Wherever the word "taat" appears in a line, copy that line.

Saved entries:
________________________________________
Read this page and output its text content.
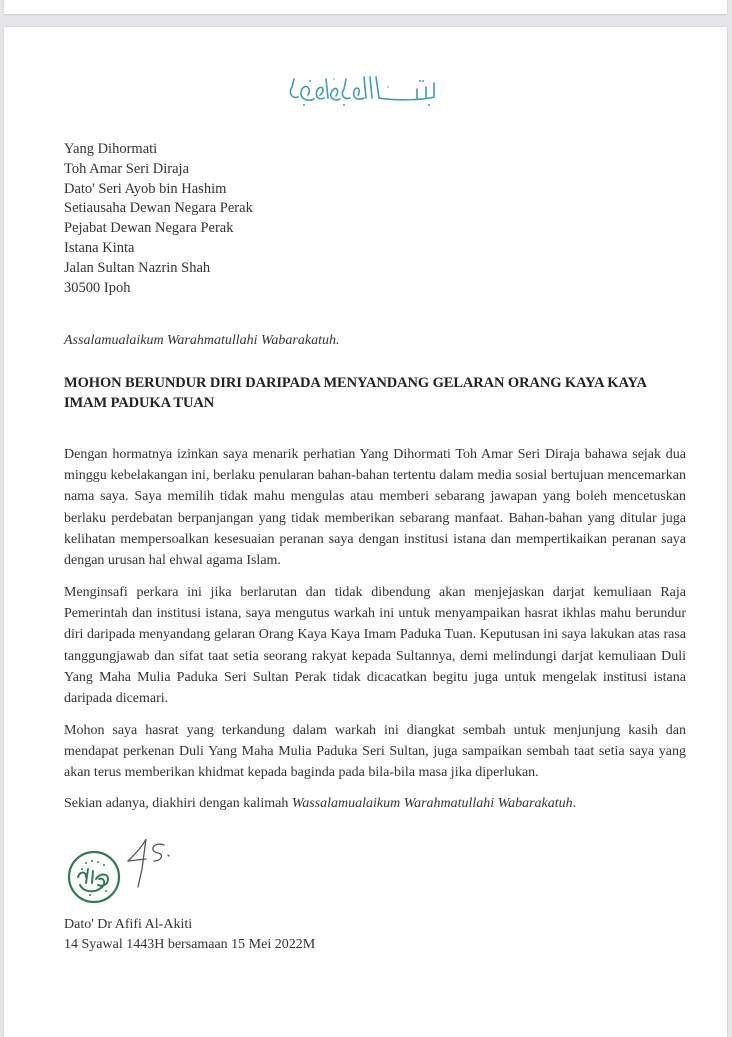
Yang Dihormati
Toh Amar Seri Diraja
Dato' Seri Ayob bin Hashim
Setiausaha Dewan Negara Perak
Pejabat Dewan Negara Perak
Istana Kinta
Jalan Sultan Nazrin Shah
30500 Ipoh
Assalamualaikum Warahmatullahi Wabarakatuh.
MOHON BERUNDUR DIRI DARIPADA MENYANDANG GELARAN ORANG KAYA KAYA IMAM PADUKA TUAN

Dengan hormatnya izinkan saya menarik perhatian Yang Dihormati Toh Amar Seri Diraja bahawa sejak dua minggu kebelakangan ini, berlaku penularan bahan-bahan tertentu dalam media sosial bertujuan mencemarkan nama saya. Saya memilih tidak mahu mengulas atau memberi sebarang jawapan yang boleh mencetuskan berlaku perdebatan berpanjangan yang tidak memberikan sebarang manfaat. Bahan-bahan yang ditular juga kelihatan mempersoalkan kesesuaian peranan saya dengan institusi istana dan mempertikaikan peranan saya dengan urusan hal ehwal agama Islam.

Menginsafi perkara ini jika berlarutan dan tidak dibendung akan menjejaskan darjat kemuliaan Raja Pemerintah dan institusi istana, saya mengutus warkah ini untuk menyampaikan hasrat ikhlas mahu berundur diri daripada menyandang gelaran Orang Kaya Kaya Imam Paduka Tuan. Keputusan ini saya lakukan atas rasa tanggungjawab dan sifat taat setia seorang rakyat kepada Sultannya, demi melindungi darjat kemuliaan Duli Yang Maha Mulia Paduka Seri Sultan Perak tidak dicacatkan begitu juga untuk mengelak institusi istana daripada dicemari.

Mohon saya hasrat yang terkandung dalam warkah ini diangkat sembah untuk menjunjung kasih dan mendapat perkenan Duli Yang Maha Mulia Paduka Seri Sultan, juga sampaikan sembah taat setia saya yang akan terus memberikan khidmat kepada baginda pada bila-bila masa jika diperlukan.

Sekian adanya, diakhiri dengan kalimah Wassalamualaikum Warahmatullahi Wabarakatuh.

Dato' Dr Afifi Al-Akiti
14 Syawal 1443H bersamaan 15 Mei 2022M
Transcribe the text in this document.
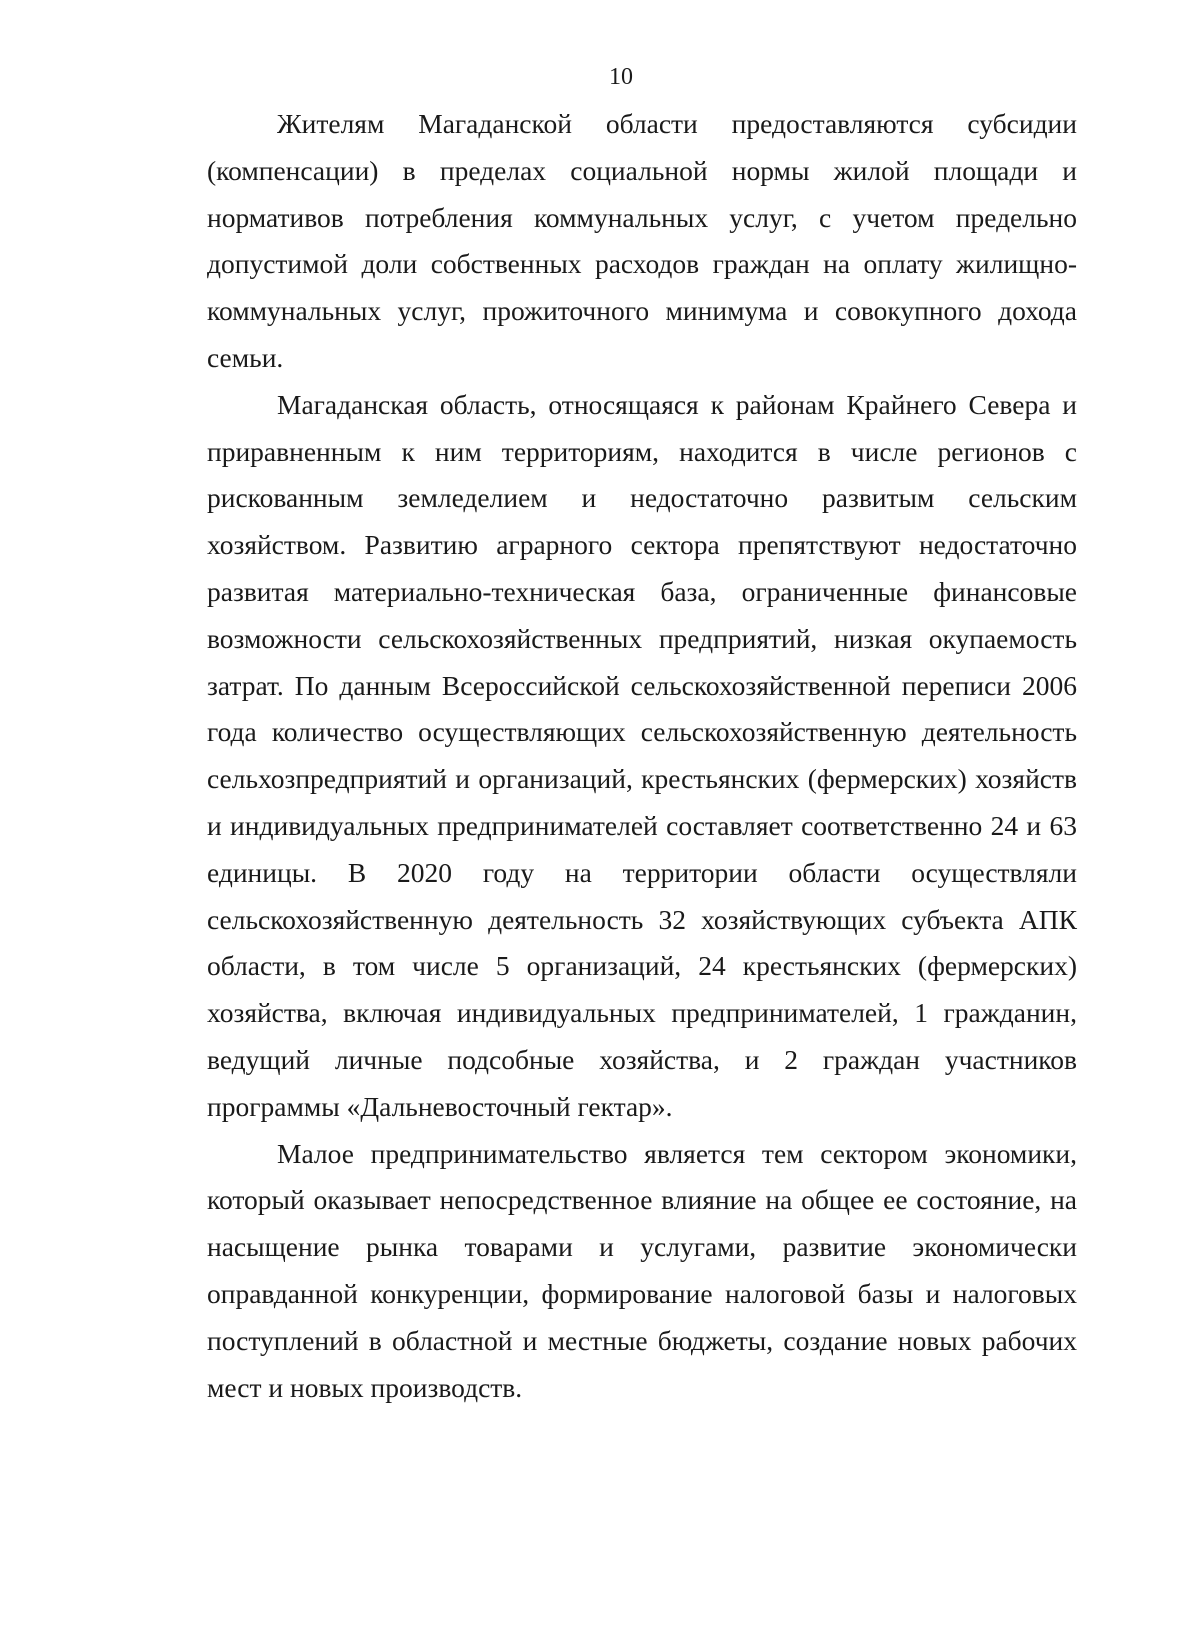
10

Жителям Магаданской области предоставляются субсидии (компенсации) в пределах социальной нормы жилой площади и нормативов потребления коммунальных услуг, с учетом предельно допустимой доли собственных расходов граждан на оплату жилищно-коммунальных услуг, прожиточного минимума и совокупного дохода семьи.

Магаданская область, относящаяся к районам Крайнего Севера и приравненным к ним территориям, находится в числе регионов с рискованным земледелием и недостаточно развитым сельским хозяйством. Развитию аграрного сектора препятствуют недостаточно развитая материально-техническая база, ограниченные финансовые возможности сельскохозяйственных предприятий, низкая окупаемость затрат. По данным Всероссийской сельскохозяйственной переписи 2006 года количество осуществляющих сельскохозяйственную деятельность сельхозпредприятий и организаций, крестьянских (фермерских) хозяйств и индивидуальных предпринимателей составляет соответственно 24 и 63 единицы. В 2020 году на территории области осуществляли сельскохозяйственную деятельность 32 хозяйствующих субъекта АПК области, в том числе 5 организаций, 24 крестьянских (фермерских) хозяйства, включая индивидуальных предпринимателей, 1 гражданин, ведущий личные подсобные хозяйства, и 2 граждан участников программы «Дальневосточный гектар».

Малое предпринимательство является тем сектором экономики, который оказывает непосредственное влияние на общее ее состояние, на насыщение рынка товарами и услугами, развитие экономически оправданной конкуренции, формирование налоговой базы и налоговых поступлений в областной и местные бюджеты, создание новых рабочих мест и новых производств.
________________________________________
Task result:
Menginsafi perkara ini jika berlarutan dan tidak dibendung akan menjejaskan darjat kemuliaan Raja Pemerintah dan institusi istana, saya mengutus warkah ini untuk menyampaikan hasrat ikhlas mahu berundur diri daripada menyandang gelaran Orang Kaya Kaya Imam Paduka Tuan. Keputusan ini saya lakukan atas rasa tanggungjawab dan sifat taat setia seorang rakyat kepada Sultannya, demi melindungi darjat kemuliaan Duli Yang Maha Mulia Paduka Seri Sultan Perak tidak dicacatkan begitu juga untuk mengelak institusi istana daripada dicemari.
Mohon saya hasrat yang terkandung dalam warkah ini diangkat sembah untuk menjunjung kasih dan mendapat perkenan Duli Yang Maha Mulia Paduka Seri Sultan, juga sampaikan sembah taat setia saya yang akan terus memberikan khidmat kepada baginda pada bila-bila masa jika diperlukan.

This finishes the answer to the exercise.